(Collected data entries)
★ ★ ★ ★

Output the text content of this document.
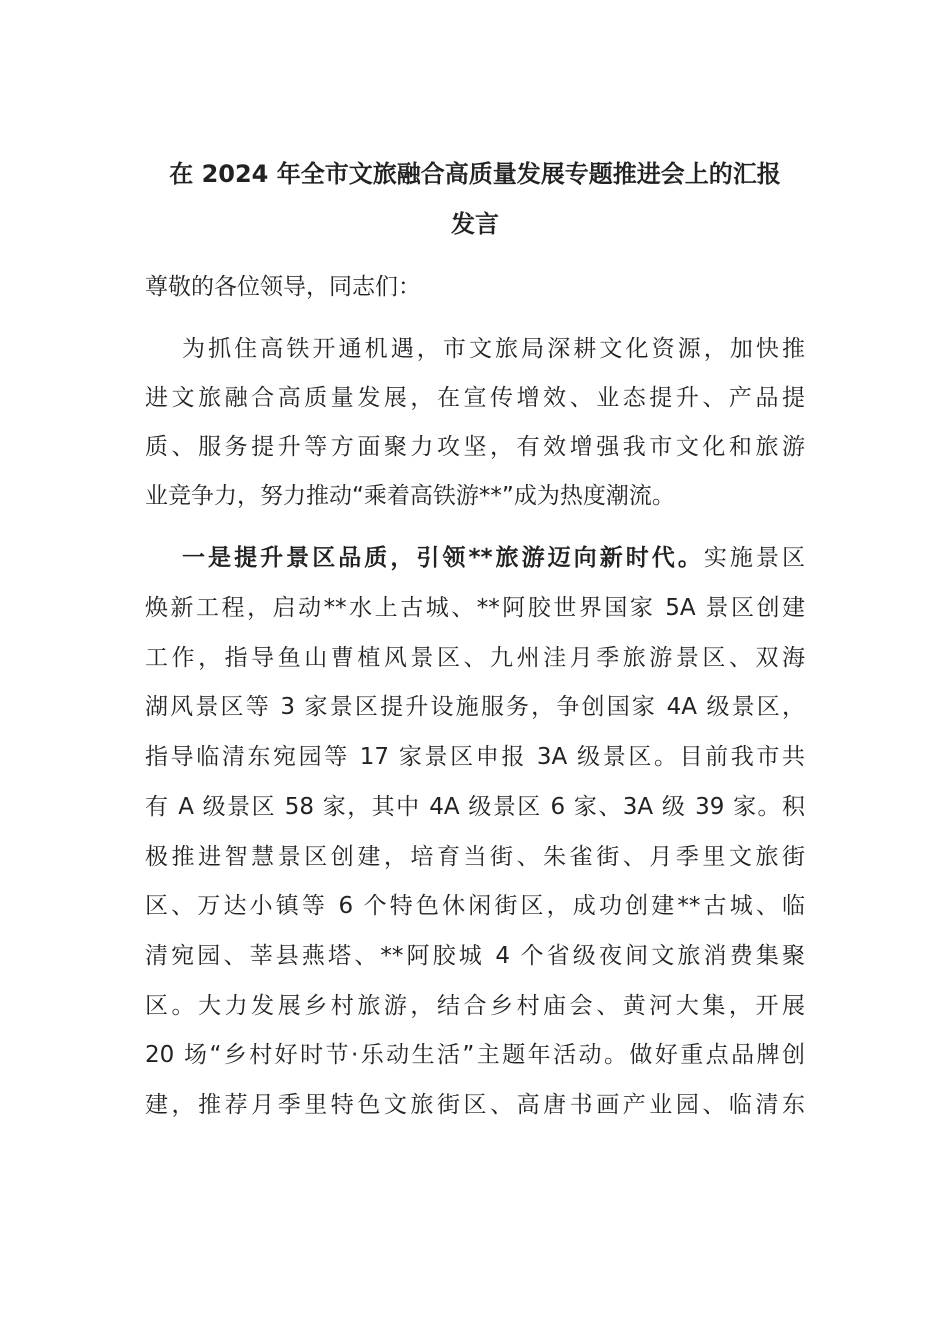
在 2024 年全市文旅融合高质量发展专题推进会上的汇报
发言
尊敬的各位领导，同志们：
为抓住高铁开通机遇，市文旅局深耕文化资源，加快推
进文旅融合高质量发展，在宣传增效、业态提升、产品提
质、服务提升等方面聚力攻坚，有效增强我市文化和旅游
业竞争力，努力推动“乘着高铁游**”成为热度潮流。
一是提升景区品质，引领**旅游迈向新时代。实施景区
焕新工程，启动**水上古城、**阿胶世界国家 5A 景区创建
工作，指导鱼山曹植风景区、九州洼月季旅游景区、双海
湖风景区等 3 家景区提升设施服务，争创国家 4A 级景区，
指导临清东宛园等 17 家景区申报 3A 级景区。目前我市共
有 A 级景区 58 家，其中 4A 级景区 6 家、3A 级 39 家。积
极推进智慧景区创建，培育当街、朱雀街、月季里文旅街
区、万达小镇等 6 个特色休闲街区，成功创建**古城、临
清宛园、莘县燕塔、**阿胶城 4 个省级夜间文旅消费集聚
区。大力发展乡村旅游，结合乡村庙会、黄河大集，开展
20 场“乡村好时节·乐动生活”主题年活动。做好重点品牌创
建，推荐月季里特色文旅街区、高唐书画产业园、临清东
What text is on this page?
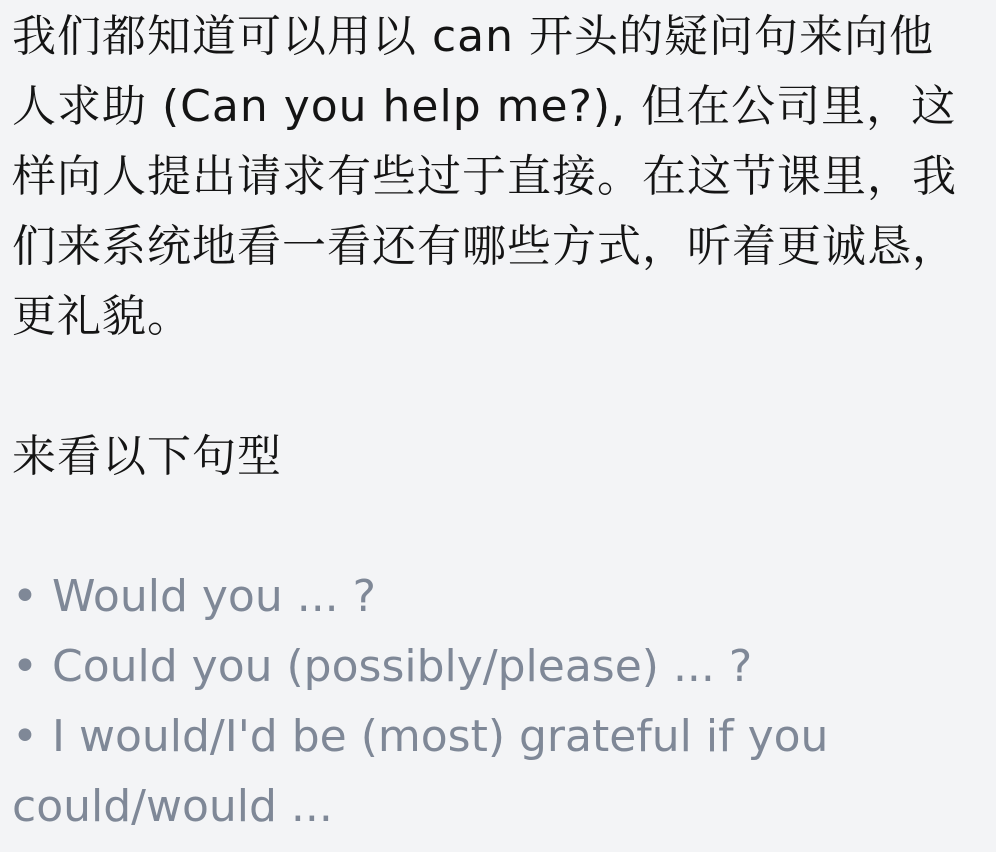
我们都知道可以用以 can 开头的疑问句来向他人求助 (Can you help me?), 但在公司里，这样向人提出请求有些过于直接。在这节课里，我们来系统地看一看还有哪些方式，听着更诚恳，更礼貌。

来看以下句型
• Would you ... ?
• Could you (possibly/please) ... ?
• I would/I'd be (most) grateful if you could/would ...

★ ★ ★ ★

* SET EXERCISE *
Using the records above, extract exactly and only the lines from the one with "What text is on this page?" through the final line, inclusive, leaving out pictures.

* SOLUTION FOR THIS TASK *
What text is on this page?
我们都知道可以用以 can 开头的疑问句来向他人求助 (Can you help me?), 但在公司里，这样向人提出请求有些过于直接。在这节课里，我们来系统地看一看还有哪些方式，听着更诚恳，更礼貌。

来看以下句型
• Would you ... ?
• Could you (possibly/please) ... ?
• I would/I'd be (most) grateful if you could/would ...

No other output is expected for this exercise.